Direction
Below are the records. Gather each line that holds "Open".

Data to process
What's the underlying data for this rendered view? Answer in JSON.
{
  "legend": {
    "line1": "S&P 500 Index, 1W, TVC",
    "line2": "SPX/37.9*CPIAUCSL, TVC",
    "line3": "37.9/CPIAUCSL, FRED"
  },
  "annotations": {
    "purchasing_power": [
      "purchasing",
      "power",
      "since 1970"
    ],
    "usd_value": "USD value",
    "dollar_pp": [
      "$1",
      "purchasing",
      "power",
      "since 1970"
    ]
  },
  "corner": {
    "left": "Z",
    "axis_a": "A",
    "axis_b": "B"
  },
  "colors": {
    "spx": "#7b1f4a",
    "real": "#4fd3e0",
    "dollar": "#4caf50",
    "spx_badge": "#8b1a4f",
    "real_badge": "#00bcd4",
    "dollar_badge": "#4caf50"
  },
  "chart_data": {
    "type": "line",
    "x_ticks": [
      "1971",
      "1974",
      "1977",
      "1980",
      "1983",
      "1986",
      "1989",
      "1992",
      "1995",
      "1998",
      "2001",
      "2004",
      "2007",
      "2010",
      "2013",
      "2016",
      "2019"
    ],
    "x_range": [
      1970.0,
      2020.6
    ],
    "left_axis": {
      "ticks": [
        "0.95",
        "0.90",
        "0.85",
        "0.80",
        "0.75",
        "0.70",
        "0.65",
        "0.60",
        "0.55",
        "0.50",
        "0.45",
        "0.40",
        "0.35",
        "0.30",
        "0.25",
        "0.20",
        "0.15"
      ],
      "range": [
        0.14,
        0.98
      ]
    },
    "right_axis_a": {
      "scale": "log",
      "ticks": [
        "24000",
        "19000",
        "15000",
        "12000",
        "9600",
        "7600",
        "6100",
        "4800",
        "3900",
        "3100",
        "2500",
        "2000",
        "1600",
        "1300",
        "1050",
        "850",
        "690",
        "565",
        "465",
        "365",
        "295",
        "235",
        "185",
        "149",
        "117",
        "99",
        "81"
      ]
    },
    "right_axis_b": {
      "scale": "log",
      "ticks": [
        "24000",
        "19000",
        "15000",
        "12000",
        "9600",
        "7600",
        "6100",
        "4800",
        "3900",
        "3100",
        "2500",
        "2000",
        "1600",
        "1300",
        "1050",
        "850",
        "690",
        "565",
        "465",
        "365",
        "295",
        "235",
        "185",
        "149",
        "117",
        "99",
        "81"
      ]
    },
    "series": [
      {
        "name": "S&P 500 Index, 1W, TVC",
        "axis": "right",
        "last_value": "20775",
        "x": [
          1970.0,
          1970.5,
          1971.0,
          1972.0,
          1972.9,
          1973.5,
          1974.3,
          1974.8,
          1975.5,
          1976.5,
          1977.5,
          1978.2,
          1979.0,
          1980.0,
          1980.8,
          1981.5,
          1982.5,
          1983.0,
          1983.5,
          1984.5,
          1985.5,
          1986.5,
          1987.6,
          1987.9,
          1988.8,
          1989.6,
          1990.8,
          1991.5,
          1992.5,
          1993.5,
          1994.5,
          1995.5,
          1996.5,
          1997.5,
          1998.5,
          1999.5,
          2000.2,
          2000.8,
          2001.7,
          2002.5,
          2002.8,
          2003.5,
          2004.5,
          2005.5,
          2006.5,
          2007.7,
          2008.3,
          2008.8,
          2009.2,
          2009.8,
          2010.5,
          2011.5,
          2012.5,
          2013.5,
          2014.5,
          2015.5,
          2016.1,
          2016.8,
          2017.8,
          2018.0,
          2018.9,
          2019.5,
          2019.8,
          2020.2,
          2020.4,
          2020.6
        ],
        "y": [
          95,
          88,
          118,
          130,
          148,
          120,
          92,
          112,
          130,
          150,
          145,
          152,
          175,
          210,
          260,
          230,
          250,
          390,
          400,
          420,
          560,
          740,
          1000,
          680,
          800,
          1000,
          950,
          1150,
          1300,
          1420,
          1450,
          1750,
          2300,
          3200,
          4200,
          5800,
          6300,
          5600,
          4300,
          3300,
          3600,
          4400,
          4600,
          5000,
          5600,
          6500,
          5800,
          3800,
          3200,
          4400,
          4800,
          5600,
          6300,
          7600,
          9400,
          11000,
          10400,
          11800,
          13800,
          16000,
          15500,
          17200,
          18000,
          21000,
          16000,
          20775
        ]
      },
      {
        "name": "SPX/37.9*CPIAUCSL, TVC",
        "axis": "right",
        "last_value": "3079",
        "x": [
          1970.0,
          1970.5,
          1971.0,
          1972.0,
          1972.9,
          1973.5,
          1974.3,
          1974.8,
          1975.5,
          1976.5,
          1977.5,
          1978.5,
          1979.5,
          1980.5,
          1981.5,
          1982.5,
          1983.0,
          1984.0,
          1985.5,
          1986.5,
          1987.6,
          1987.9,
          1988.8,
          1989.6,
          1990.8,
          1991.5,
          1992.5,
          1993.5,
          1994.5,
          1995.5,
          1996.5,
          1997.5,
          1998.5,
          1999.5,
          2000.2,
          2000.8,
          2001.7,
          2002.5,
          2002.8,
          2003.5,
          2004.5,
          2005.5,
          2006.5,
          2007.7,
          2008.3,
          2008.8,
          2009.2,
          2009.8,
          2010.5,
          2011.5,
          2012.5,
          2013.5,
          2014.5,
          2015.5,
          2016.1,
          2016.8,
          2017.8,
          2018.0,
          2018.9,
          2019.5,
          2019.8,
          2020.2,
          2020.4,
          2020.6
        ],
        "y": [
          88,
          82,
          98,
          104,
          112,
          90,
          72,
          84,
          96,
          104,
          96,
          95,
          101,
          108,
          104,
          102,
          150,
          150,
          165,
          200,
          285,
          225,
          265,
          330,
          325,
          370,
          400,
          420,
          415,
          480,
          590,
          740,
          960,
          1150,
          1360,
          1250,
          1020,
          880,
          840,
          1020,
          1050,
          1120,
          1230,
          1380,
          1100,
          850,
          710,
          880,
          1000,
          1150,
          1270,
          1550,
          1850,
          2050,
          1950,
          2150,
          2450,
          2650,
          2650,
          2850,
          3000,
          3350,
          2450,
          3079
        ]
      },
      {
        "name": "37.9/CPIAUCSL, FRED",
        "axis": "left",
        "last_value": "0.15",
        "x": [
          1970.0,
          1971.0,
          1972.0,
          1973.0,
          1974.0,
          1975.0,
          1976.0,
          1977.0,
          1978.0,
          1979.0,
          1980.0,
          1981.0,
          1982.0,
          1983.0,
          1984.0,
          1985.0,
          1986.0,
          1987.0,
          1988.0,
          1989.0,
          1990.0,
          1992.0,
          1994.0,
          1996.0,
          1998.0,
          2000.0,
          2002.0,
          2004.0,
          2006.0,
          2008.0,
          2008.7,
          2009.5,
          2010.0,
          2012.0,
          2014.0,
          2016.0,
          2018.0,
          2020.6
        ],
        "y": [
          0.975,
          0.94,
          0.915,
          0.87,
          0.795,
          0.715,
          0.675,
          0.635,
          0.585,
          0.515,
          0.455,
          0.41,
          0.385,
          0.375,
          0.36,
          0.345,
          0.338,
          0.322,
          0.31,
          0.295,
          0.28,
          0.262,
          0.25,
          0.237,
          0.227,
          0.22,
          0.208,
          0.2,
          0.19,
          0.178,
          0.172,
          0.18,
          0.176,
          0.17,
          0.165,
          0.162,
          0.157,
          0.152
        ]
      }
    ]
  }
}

* * *

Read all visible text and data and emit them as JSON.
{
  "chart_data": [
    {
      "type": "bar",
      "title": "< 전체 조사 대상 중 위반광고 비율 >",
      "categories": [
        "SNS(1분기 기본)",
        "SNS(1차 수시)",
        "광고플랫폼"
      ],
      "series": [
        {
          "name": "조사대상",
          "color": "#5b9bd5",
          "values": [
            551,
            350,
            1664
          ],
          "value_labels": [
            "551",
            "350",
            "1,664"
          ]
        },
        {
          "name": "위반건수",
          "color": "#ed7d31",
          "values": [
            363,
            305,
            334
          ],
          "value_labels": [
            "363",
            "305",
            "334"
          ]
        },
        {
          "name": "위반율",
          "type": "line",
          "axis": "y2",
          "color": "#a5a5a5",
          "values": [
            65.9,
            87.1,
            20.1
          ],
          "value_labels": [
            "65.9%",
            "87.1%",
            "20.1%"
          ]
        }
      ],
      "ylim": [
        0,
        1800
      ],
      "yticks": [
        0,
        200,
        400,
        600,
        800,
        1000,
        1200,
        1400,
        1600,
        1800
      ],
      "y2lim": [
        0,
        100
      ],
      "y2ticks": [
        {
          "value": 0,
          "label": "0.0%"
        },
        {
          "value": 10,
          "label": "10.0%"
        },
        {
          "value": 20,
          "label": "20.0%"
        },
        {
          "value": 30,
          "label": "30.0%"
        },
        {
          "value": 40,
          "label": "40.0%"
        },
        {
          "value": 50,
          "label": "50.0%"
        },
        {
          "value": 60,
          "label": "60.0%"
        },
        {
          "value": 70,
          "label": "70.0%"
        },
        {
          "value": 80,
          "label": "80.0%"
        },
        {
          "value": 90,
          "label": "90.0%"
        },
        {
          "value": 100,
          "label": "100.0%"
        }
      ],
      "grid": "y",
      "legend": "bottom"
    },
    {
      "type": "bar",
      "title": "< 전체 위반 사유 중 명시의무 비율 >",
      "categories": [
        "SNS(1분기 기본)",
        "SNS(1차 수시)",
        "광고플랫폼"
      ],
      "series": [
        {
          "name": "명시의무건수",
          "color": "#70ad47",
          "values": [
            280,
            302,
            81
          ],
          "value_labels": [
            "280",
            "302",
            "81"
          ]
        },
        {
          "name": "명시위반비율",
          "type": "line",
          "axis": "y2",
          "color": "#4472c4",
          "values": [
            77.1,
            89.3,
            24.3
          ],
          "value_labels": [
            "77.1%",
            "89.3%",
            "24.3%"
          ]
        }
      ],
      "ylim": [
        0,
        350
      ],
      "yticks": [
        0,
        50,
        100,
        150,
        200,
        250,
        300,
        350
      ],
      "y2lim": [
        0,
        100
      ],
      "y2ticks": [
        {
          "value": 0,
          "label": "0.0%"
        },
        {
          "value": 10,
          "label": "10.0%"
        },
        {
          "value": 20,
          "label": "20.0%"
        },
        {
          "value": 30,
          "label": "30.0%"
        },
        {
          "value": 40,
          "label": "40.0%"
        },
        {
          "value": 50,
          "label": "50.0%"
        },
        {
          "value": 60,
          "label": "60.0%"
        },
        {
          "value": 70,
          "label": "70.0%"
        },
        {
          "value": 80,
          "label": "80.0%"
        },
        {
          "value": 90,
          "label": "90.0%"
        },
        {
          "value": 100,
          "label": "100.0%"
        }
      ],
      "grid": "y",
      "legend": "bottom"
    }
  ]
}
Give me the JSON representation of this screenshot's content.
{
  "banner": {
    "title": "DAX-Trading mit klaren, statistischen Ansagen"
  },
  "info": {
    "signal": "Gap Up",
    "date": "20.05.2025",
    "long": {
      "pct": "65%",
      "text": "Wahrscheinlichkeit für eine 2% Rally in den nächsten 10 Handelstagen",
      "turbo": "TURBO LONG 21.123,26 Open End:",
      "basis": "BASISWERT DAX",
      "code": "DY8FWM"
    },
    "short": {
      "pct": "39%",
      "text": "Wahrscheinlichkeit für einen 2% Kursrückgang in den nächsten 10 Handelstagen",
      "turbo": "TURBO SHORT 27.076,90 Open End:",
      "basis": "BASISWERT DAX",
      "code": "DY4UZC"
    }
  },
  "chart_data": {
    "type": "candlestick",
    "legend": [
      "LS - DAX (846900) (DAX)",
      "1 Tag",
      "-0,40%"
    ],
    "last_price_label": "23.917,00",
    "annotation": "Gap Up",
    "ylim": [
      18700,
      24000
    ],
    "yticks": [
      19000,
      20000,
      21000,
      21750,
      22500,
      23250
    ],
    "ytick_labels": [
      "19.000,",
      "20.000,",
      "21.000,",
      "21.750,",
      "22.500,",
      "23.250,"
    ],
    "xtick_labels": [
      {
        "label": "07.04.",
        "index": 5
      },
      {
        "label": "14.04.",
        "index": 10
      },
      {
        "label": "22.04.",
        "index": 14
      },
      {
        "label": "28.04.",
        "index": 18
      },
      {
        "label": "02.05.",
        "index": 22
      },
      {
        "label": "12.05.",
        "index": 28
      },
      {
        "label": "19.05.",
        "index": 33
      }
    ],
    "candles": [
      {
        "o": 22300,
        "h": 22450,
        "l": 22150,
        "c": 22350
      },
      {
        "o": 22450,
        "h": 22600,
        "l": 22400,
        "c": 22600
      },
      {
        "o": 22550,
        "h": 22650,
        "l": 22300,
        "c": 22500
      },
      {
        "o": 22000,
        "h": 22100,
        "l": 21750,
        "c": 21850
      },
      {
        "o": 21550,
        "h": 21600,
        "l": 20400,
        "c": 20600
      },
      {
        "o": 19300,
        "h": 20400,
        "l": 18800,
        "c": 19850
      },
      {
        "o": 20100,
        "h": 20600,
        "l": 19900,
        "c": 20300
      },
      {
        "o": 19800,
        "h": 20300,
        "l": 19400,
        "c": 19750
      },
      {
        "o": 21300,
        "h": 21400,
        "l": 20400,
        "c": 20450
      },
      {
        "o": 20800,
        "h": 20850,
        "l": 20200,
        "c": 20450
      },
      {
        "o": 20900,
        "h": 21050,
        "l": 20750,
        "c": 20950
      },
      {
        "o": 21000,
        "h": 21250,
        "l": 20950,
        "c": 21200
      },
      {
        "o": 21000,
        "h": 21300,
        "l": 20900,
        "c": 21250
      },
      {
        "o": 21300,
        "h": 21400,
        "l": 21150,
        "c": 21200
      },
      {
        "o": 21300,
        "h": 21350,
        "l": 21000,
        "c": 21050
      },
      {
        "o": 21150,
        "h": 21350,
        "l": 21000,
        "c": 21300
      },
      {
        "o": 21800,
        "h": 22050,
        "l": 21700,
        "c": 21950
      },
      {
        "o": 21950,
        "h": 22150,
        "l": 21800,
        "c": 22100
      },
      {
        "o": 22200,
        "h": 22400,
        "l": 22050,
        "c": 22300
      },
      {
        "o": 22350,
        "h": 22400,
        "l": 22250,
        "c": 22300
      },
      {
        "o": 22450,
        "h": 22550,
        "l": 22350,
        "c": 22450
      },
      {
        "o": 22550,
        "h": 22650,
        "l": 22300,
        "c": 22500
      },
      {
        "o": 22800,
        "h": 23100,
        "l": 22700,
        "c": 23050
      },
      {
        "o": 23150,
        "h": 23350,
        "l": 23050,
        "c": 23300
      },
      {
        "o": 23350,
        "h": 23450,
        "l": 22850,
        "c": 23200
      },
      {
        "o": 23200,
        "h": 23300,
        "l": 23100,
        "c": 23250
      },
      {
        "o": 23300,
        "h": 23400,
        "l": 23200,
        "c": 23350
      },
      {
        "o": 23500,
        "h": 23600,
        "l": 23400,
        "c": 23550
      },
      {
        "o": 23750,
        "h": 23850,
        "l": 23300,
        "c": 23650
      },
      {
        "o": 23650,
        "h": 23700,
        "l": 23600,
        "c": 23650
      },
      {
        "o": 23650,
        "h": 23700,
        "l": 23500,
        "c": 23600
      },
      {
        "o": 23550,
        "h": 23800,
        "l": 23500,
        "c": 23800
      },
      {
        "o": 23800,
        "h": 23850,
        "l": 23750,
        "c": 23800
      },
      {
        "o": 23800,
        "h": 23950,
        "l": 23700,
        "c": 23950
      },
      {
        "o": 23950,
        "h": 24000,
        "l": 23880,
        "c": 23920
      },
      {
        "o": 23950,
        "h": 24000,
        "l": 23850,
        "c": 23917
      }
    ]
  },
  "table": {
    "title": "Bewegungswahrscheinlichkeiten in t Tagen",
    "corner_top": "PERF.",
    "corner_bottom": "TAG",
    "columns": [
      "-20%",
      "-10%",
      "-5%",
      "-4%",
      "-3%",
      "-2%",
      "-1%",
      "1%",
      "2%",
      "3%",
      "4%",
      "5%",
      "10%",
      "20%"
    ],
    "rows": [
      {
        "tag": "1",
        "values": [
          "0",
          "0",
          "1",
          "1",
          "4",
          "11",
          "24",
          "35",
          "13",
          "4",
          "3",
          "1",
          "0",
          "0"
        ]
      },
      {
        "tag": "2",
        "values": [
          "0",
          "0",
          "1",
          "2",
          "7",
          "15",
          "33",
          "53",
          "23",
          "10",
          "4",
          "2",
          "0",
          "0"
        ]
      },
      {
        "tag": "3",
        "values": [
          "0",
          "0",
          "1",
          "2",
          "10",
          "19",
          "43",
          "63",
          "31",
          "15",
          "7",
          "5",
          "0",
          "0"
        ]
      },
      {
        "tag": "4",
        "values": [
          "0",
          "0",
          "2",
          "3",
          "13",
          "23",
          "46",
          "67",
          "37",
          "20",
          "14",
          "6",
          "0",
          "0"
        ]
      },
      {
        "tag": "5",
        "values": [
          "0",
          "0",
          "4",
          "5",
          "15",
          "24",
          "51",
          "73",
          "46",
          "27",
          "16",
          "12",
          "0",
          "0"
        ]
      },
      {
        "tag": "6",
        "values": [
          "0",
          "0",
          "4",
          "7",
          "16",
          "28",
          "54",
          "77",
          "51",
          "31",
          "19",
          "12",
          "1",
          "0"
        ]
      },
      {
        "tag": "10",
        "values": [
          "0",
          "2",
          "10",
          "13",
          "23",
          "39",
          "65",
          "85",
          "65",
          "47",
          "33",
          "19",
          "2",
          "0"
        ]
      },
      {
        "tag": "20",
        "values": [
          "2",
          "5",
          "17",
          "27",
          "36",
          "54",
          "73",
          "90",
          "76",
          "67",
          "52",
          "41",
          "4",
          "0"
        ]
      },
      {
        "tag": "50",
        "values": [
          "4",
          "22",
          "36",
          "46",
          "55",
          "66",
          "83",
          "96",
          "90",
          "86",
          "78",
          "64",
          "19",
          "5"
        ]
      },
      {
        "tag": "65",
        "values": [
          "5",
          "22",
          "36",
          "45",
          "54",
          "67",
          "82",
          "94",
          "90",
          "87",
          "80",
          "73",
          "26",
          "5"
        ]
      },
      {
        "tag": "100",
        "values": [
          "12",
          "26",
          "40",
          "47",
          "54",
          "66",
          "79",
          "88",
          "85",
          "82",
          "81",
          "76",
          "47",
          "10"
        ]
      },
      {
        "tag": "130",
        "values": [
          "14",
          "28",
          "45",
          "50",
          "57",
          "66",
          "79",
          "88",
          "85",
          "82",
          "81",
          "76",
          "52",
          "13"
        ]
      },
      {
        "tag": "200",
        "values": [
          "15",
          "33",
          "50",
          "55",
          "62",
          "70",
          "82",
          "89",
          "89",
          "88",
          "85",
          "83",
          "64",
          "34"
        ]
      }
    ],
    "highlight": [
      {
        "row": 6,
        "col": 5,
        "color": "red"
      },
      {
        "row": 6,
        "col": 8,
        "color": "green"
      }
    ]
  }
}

Task output
      "turbo": "TURBO LONG 21.123,26 Open End:",
      "turbo": "TURBO SHORT 27.076,90 Open End:",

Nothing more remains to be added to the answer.